▶ **What the task asks**
Read the lines below, and copy any that contain the string "Patients".

(Stored entries)

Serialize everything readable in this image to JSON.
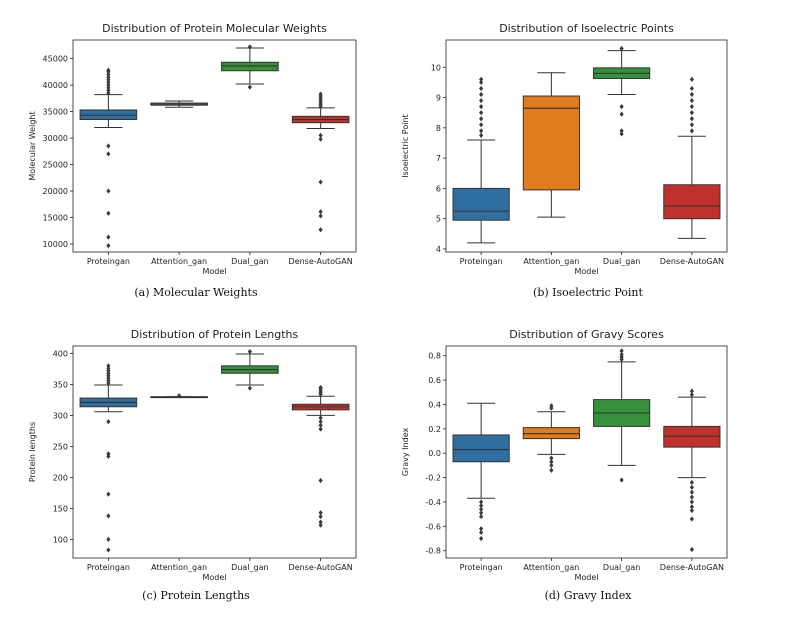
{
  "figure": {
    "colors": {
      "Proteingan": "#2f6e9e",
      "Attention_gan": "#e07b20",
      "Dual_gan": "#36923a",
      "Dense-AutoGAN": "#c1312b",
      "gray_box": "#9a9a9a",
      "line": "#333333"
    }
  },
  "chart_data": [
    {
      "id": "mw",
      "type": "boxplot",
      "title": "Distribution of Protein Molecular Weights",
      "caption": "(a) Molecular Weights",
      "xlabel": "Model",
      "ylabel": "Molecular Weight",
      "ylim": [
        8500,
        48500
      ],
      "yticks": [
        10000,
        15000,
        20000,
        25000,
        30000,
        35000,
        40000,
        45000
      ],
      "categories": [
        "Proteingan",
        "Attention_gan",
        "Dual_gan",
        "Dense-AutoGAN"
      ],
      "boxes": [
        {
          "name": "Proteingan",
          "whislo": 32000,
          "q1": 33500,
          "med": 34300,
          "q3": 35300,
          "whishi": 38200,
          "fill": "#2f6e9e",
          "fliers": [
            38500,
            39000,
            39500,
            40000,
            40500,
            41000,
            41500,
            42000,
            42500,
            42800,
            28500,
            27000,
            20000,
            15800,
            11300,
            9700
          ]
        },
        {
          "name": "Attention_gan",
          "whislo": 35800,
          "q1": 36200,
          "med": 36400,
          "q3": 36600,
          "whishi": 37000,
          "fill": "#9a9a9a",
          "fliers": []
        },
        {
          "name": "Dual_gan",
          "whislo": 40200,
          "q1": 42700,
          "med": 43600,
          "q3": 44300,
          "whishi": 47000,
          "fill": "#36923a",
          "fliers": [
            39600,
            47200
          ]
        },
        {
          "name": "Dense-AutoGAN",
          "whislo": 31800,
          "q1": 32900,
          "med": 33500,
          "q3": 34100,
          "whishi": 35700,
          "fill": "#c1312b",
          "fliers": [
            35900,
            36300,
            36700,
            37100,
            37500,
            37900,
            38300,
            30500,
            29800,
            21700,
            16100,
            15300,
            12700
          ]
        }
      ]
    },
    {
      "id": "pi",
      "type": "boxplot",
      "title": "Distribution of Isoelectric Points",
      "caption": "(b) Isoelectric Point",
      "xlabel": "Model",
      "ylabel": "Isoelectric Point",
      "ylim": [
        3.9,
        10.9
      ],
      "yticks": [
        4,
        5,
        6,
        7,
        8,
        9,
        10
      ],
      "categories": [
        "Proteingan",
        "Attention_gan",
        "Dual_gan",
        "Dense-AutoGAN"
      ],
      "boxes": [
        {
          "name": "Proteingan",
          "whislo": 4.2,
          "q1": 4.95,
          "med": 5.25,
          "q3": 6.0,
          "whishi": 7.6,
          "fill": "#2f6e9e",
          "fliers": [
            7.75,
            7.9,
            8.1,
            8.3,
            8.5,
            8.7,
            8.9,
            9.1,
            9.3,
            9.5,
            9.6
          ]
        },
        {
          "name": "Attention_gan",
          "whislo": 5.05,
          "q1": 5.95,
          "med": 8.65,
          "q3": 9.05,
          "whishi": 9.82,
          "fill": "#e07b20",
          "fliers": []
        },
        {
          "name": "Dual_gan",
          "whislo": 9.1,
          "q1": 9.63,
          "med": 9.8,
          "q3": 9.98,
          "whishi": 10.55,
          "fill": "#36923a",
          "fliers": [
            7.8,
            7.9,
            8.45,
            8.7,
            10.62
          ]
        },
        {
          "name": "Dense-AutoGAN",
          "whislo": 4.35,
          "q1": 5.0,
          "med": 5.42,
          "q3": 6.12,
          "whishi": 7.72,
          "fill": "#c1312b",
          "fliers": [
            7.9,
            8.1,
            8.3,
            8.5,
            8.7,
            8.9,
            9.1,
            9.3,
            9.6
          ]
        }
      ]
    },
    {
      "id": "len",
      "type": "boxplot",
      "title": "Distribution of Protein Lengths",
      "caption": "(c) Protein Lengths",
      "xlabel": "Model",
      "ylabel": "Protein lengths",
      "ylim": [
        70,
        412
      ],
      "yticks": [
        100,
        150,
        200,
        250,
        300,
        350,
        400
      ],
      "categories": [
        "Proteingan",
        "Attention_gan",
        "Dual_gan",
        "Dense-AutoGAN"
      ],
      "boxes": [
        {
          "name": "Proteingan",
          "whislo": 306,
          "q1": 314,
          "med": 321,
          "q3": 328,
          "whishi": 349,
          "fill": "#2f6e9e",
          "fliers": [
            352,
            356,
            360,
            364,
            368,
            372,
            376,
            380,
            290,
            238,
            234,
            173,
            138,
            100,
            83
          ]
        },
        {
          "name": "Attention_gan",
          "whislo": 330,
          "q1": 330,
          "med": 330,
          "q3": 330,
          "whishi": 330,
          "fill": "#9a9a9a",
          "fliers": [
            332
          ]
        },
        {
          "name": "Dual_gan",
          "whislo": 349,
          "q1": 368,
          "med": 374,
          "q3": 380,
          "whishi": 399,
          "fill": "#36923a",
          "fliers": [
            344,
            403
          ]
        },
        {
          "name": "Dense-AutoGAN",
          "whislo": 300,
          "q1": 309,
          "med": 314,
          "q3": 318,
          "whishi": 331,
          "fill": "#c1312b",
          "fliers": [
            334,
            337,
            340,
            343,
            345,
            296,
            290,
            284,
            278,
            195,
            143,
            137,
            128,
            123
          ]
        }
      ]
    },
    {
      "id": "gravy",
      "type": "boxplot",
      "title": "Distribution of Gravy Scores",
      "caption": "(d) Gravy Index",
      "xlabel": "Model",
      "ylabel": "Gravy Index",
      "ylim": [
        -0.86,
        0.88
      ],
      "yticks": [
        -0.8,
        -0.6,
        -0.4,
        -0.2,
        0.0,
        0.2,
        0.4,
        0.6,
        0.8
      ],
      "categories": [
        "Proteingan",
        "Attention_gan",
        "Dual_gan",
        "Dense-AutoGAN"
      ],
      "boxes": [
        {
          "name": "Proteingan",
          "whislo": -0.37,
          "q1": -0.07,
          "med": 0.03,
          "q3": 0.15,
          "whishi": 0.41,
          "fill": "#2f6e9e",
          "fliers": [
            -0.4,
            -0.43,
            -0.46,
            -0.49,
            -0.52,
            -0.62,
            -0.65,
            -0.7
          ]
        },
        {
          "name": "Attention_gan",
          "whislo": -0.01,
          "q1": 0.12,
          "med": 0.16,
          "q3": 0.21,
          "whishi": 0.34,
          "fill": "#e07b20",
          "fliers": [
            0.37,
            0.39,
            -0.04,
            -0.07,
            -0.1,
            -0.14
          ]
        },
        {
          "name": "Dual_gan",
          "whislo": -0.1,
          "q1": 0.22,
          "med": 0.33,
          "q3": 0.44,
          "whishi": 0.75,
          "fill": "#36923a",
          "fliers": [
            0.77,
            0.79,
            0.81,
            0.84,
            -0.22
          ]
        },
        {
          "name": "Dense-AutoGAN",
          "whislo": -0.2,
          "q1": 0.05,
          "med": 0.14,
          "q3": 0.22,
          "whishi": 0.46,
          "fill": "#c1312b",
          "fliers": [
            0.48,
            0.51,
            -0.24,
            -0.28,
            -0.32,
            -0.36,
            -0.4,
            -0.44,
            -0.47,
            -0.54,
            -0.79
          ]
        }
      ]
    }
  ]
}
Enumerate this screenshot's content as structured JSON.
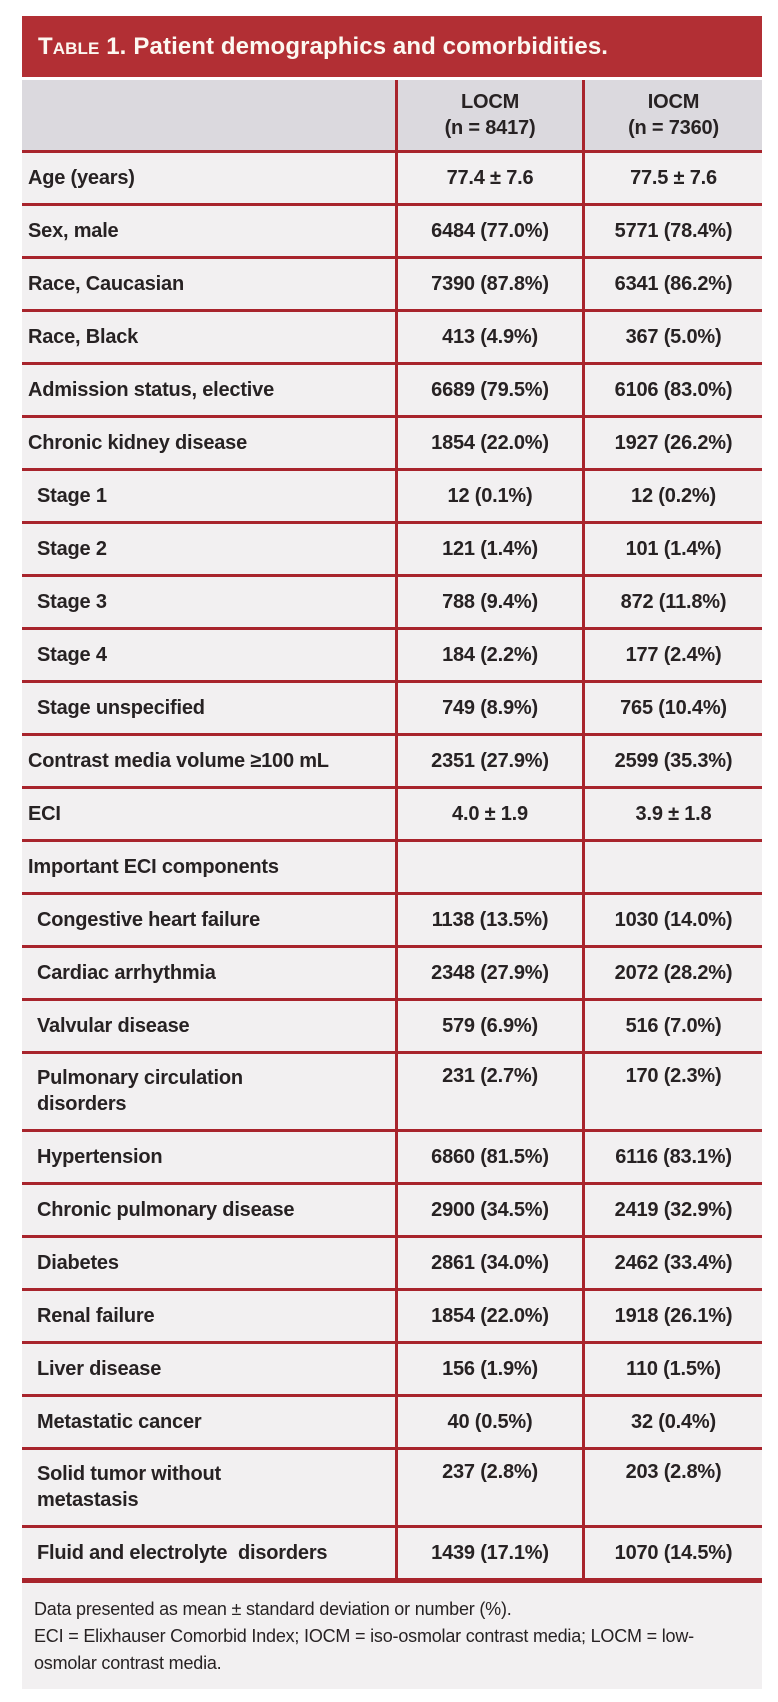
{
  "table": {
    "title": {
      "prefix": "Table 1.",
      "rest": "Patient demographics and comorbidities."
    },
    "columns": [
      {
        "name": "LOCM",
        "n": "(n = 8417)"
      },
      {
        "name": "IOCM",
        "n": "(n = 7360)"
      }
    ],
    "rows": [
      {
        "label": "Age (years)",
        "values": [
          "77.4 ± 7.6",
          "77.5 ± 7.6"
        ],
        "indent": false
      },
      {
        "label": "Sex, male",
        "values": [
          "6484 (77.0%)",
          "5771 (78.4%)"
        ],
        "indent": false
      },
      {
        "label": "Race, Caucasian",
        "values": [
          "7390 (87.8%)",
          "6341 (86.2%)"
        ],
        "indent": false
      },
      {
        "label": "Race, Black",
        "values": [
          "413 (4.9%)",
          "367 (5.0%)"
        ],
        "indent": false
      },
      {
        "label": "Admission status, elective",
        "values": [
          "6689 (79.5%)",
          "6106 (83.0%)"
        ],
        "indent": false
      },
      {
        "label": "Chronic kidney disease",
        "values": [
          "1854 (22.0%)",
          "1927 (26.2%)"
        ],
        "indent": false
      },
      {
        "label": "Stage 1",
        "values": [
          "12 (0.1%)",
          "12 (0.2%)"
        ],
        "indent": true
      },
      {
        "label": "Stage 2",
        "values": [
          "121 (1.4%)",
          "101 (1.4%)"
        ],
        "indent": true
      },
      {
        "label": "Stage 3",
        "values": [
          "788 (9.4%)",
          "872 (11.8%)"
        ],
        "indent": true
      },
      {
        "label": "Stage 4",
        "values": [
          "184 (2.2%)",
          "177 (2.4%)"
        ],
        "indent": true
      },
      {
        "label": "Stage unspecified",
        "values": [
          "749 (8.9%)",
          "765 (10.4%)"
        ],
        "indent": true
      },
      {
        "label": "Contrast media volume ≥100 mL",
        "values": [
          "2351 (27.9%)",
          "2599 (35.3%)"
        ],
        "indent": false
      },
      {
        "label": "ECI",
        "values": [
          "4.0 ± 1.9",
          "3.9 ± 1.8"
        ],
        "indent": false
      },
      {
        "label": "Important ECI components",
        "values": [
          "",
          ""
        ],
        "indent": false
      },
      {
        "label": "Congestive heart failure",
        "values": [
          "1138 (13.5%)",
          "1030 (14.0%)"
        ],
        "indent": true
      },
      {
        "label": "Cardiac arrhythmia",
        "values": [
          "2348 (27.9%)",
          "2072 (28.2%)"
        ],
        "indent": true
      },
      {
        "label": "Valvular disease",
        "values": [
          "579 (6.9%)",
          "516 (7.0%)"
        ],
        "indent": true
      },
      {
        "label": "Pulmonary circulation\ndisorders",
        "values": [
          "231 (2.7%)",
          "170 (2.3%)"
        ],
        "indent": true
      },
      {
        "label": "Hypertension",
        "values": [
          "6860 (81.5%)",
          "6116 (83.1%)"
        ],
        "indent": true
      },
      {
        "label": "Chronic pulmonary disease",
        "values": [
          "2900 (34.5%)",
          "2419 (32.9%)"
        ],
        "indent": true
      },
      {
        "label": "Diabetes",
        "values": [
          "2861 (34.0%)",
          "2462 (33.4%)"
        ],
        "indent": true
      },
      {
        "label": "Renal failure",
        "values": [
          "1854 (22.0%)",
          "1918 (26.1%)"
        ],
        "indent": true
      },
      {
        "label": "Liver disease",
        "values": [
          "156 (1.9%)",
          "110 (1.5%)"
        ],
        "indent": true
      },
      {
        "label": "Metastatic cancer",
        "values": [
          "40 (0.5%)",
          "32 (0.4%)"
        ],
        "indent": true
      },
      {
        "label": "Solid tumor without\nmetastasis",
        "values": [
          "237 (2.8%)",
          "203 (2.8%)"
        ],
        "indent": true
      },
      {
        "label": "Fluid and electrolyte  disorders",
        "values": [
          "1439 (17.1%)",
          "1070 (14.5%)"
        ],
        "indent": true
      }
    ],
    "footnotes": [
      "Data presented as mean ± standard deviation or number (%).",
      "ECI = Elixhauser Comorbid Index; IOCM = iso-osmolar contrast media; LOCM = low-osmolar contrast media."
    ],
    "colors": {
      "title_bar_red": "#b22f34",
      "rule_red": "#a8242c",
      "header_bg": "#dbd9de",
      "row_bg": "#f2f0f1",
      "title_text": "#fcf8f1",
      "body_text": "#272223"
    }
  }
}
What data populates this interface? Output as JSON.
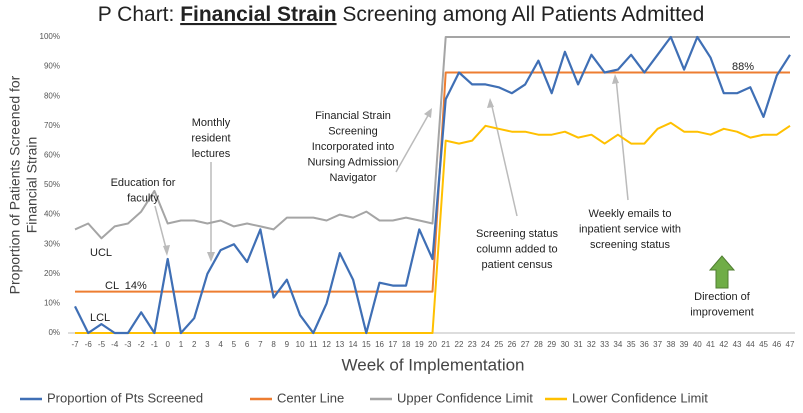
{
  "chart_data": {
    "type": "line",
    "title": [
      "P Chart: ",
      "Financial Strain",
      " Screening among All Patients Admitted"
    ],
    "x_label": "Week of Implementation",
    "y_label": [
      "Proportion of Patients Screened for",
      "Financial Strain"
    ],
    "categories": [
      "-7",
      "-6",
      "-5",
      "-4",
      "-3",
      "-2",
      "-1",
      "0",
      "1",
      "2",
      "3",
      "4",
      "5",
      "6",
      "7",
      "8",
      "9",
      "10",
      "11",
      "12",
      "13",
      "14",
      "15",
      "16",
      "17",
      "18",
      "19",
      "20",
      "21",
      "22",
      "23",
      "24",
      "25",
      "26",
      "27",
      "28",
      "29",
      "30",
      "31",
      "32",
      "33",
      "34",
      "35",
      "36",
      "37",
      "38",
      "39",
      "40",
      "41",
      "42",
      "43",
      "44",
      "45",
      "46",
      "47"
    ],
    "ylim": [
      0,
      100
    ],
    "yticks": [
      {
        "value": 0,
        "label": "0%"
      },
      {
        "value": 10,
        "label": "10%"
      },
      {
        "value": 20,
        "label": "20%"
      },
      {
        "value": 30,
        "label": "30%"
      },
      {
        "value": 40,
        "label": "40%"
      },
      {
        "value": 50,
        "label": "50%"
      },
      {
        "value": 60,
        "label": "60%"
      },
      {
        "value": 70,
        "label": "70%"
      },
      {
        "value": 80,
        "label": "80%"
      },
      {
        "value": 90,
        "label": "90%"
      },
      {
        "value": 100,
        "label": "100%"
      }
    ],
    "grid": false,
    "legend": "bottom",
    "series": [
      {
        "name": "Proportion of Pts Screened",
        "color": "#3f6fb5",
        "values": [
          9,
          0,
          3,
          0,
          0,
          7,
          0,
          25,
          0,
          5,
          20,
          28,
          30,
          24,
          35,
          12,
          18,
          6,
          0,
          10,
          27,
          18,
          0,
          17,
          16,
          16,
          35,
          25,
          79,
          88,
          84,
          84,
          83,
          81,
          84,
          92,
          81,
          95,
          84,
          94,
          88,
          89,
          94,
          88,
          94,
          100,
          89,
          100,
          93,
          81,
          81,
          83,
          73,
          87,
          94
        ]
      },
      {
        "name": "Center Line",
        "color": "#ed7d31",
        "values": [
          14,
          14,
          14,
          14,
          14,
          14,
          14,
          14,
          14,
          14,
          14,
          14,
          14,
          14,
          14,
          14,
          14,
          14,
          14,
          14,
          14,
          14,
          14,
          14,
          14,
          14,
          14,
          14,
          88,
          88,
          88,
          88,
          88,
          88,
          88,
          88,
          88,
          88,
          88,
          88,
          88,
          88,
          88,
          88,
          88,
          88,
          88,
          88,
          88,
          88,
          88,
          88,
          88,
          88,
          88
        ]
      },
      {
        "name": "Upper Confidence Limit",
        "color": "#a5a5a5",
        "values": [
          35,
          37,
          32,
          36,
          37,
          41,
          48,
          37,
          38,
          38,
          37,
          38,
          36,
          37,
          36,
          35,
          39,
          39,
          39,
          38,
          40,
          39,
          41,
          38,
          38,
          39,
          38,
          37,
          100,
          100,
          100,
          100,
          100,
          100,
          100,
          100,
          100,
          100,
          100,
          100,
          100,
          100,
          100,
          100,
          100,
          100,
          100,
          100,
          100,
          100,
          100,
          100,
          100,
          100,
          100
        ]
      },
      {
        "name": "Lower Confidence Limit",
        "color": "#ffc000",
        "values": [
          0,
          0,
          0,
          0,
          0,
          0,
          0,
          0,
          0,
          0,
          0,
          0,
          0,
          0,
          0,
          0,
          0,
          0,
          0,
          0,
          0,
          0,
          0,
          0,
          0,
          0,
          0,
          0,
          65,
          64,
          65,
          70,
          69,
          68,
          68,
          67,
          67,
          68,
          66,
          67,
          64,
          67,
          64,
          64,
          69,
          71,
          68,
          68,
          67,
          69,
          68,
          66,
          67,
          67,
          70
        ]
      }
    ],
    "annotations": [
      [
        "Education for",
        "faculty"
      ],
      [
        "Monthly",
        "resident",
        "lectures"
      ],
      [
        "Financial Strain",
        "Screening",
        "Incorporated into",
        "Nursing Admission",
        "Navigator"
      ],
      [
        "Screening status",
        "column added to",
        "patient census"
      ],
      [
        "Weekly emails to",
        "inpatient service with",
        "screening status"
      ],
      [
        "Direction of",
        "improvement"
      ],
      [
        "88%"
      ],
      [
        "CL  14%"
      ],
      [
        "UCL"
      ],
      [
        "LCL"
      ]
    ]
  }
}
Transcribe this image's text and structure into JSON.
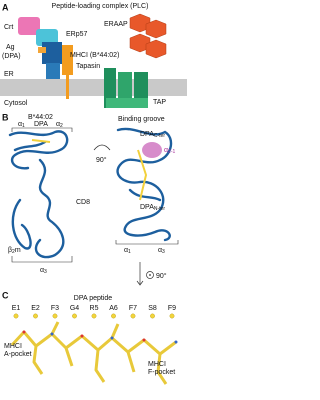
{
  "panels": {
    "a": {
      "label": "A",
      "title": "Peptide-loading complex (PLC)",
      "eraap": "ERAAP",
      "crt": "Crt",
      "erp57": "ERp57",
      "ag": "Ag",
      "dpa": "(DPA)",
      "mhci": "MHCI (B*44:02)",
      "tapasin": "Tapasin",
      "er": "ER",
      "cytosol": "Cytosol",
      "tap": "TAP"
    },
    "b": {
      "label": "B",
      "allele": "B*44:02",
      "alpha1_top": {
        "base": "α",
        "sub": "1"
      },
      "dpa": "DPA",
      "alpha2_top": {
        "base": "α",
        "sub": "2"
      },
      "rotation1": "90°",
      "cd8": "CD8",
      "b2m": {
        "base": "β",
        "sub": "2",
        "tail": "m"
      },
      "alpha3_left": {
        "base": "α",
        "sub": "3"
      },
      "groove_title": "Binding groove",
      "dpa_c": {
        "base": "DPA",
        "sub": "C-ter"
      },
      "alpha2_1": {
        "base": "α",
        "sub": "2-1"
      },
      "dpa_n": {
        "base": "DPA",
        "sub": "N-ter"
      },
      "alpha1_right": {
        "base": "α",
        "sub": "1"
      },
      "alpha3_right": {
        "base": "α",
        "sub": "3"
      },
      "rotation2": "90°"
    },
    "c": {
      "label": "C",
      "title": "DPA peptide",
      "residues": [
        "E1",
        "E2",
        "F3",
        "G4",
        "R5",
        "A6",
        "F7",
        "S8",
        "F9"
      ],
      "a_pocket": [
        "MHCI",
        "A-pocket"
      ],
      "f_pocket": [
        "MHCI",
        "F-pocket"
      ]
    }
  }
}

▶ **Solution**
      " Screening among All Patients Admitted"
      "Proportion of Patients Screened for",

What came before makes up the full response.